::: PROVIDED ENTRIES

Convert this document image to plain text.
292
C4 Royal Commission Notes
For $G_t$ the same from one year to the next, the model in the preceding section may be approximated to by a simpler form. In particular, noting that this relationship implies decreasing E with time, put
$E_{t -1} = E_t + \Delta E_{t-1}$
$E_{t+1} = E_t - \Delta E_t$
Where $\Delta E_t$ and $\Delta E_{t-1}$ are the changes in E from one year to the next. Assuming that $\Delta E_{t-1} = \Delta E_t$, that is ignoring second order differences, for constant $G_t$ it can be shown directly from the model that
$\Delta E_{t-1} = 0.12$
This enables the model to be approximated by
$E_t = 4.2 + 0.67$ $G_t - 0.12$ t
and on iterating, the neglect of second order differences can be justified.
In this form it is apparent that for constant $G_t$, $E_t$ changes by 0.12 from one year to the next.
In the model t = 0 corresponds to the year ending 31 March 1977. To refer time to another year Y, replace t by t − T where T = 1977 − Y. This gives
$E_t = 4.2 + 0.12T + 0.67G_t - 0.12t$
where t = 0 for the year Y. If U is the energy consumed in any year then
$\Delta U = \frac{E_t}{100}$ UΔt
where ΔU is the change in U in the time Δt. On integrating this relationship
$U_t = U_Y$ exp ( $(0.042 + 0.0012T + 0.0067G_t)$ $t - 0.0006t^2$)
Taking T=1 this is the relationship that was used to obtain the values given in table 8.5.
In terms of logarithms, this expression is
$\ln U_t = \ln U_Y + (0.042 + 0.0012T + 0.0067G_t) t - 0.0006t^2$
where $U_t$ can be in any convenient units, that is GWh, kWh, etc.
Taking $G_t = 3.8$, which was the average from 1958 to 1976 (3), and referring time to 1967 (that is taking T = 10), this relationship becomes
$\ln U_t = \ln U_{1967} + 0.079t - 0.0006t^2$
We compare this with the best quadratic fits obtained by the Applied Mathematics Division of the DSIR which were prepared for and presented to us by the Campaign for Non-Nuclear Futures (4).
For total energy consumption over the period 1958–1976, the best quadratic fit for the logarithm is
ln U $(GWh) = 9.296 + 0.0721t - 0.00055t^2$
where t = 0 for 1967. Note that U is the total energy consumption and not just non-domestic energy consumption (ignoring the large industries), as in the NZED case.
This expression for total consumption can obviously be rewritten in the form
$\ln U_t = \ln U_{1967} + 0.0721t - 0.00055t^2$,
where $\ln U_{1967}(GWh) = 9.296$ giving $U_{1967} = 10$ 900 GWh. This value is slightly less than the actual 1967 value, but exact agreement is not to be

::::::

WHAT THE EXERCISE ASKS
Would you copy out each line exactly as written?

EXERCISE OUTPUT
Convert this document image to plain text.
292
C4 Royal Commission Notes
For $G_t$ the same from one year to the next, the model in the preceding section may be approximated to by a simpler form. In particular, noting that this relationship implies decreasing E with time, put
$E_{t -1} = E_t + \Delta E_{t-1}$
$E_{t+1} = E_t - \Delta E_t$
Where $\Delta E_t$ and $\Delta E_{t-1}$ are the changes in E from one year to the next. Assuming that $\Delta E_{t-1} = \Delta E_t$, that is ignoring second order differences, for constant $G_t$ it can be shown directly from the model that
$\Delta E_{t-1} = 0.12$
This enables the model to be approximated by
$E_t = 4.2 + 0.67$ $G_t - 0.12$ t
and on iterating, the neglect of second order differences can be justified.
In this form it is apparent that for constant $G_t$, $E_t$ changes by 0.12 from one year to the next.
In the model t = 0 corresponds to the year ending 31 March 1977. To refer time to another year Y, replace t by t − T where T = 1977 − Y. This gives
$E_t = 4.2 + 0.12T + 0.67G_t - 0.12t$
where t = 0 for the year Y. If U is the energy consumed in any year then
$\Delta U = \frac{E_t}{100}$ UΔt
where ΔU is the change in U in the time Δt. On integrating this relationship
$U_t = U_Y$ exp ( $(0.042 + 0.0012T + 0.0067G_t)$ $t - 0.0006t^2$)
Taking T=1 this is the relationship that was used to obtain the values given in table 8.5.
In terms of logarithms, this expression is
$\ln U_t = \ln U_Y + (0.042 + 0.0012T + 0.0067G_t) t - 0.0006t^2$
where $U_t$ can be in any convenient units, that is GWh, kWh, etc.
Taking $G_t = 3.8$, which was the average from 1958 to 1976 (3), and referring time to 1967 (that is taking T = 10), this relationship becomes
$\ln U_t = \ln U_{1967} + 0.079t - 0.0006t^2$
We compare this with the best quadratic fits obtained by the Applied Mathematics Division of the DSIR which were prepared for and presented to us by the Campaign for Non-Nuclear Futures (4).
For total energy consumption over the period 1958–1976, the best quadratic fit for the logarithm is
ln U $(GWh) = 9.296 + 0.0721t - 0.00055t^2$
where t = 0 for 1967. Note that U is the total energy consumption and not just non-domestic energy consumption (ignoring the large industries), as in the NZED case.
This expression for total consumption can obviously be rewritten in the form
$\ln U_t = \ln U_{1967} + 0.0721t - 0.00055t^2$,
where $\ln U_{1967}(GWh) = 9.296$ giving $U_{1967} = 10$ 900 GWh. This value is slightly less than the actual 1967 value, but exact agreement is not to be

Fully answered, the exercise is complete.